Set down the material below word for word, excluding the pictures.

— START OF Records supplied —

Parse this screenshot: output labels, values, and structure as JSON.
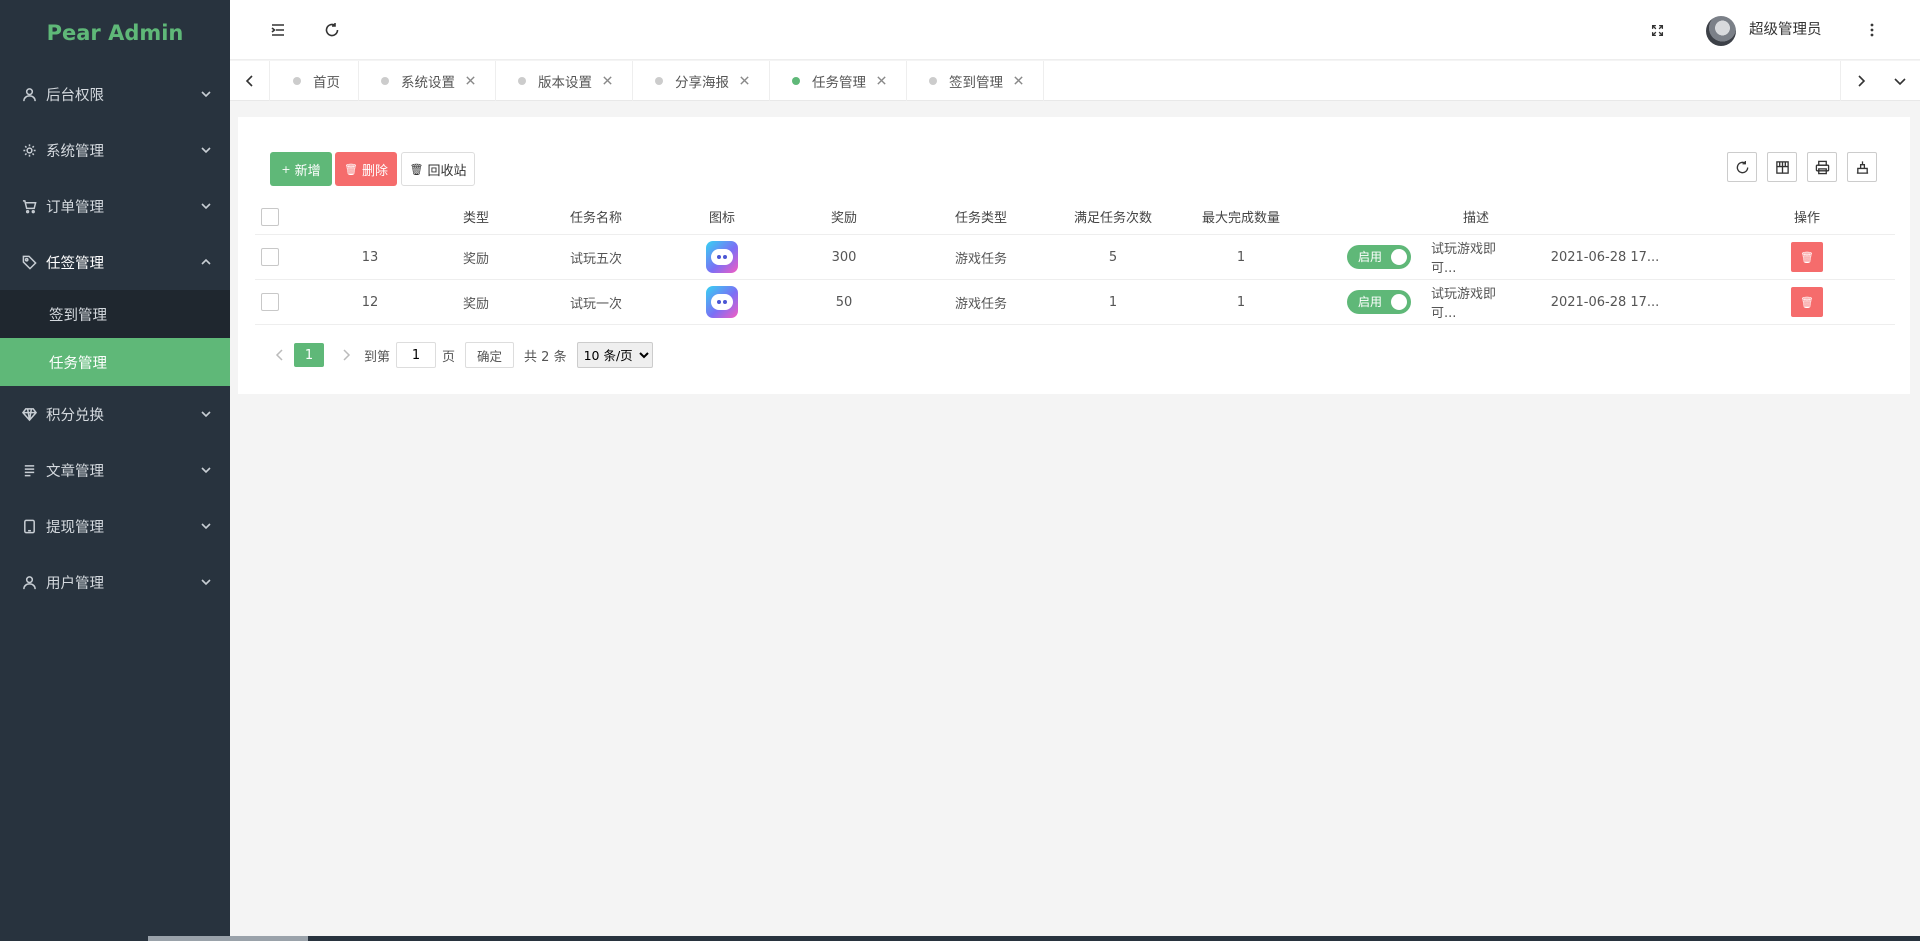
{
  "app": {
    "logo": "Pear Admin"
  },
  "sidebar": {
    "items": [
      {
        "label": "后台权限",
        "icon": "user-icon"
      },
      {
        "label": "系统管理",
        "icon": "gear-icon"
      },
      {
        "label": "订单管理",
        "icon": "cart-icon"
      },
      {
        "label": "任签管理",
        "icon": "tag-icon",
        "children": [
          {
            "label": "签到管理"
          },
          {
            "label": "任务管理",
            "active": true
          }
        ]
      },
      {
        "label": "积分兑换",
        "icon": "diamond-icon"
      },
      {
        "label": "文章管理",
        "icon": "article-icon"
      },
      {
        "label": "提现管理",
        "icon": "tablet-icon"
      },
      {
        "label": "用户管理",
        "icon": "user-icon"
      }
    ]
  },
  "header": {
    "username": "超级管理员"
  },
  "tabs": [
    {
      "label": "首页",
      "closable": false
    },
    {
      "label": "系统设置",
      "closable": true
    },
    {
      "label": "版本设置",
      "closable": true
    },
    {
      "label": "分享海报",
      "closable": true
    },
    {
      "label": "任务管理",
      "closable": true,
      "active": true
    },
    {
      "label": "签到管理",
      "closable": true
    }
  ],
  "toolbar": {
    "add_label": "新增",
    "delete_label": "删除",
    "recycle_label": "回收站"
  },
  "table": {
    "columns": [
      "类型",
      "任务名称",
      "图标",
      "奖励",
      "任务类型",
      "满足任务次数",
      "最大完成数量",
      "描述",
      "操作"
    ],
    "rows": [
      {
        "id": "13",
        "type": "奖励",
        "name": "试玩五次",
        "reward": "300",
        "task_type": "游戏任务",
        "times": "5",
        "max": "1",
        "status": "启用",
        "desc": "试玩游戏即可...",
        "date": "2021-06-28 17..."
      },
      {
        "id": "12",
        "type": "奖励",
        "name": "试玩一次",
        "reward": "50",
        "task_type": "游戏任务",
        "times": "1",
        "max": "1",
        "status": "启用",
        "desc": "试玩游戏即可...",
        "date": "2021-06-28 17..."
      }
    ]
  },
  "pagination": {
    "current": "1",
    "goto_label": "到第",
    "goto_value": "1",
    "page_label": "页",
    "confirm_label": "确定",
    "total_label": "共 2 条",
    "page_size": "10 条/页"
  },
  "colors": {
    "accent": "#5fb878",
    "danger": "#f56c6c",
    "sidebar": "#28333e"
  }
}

— END OF Records supplied —

**Result:**
Parse this screenshot: output labels, values, and structure as JSON.
{
  "app": {
    "logo": "Pear Admin"
  },
  "sidebar": {
    "items": [
      {
        "label": "后台权限",
        "icon": "user-icon"
      },
      {
        "label": "系统管理",
        "icon": "gear-icon"
      },
      {
        "label": "订单管理",
        "icon": "cart-icon"
      },
      {
        "label": "任签管理",
        "icon": "tag-icon",
        "children": [
          {
            "label": "签到管理"
          },
          {
            "label": "任务管理",
            "active": true
          }
        ]
      },
      {
        "label": "积分兑换",
        "icon": "diamond-icon"
      },
      {
        "label": "文章管理",
        "icon": "article-icon"
      },
      {
        "label": "提现管理",
        "icon": "tablet-icon"
      },
      {
        "label": "用户管理",
        "icon": "user-icon"
      }
    ]
  },
  "header": {
    "username": "超级管理员"
  },
  "tabs": [
    {
      "label": "首页",
      "closable": false
    },
    {
      "label": "系统设置",
      "closable": true
    },
    {
      "label": "版本设置",
      "closable": true
    },
    {
      "label": "分享海报",
      "closable": true
    },
    {
      "label": "任务管理",
      "closable": true,
      "active": true
    },
    {
      "label": "签到管理",
      "closable": true
    }
  ],
  "toolbar": {
    "add_label": "新增",
    "delete_label": "删除",
    "recycle_label": "回收站"
  },
  "table": {
    "columns": [
      "类型",
      "任务名称",
      "图标",
      "奖励",
      "任务类型",
      "满足任务次数",
      "最大完成数量",
      "描述",
      "操作"
    ],
    "rows": [
      {
        "id": "13",
        "type": "奖励",
        "name": "试玩五次",
        "reward": "300",
        "task_type": "游戏任务",
        "times": "5",
        "max": "1",
        "status": "启用",
        "desc": "试玩游戏即可...",
        "date": "2021-06-28 17..."
      },
      {
        "id": "12",
        "type": "奖励",
        "name": "试玩一次",
        "reward": "50",
        "task_type": "游戏任务",
        "times": "1",
        "max": "1",
        "status": "启用",
        "desc": "试玩游戏即可...",
        "date": "2021-06-28 17..."
      }
    ]
  },
  "pagination": {
    "current": "1",
    "goto_label": "到第",
    "goto_value": "1",
    "page_label": "页",
    "confirm_label": "确定",
    "total_label": "共 2 条",
    "page_size": "10 条/页"
  },
  "colors": {
    "accent": "#5fb878",
    "danger": "#f56c6c",
    "sidebar": "#28333e"
  }
}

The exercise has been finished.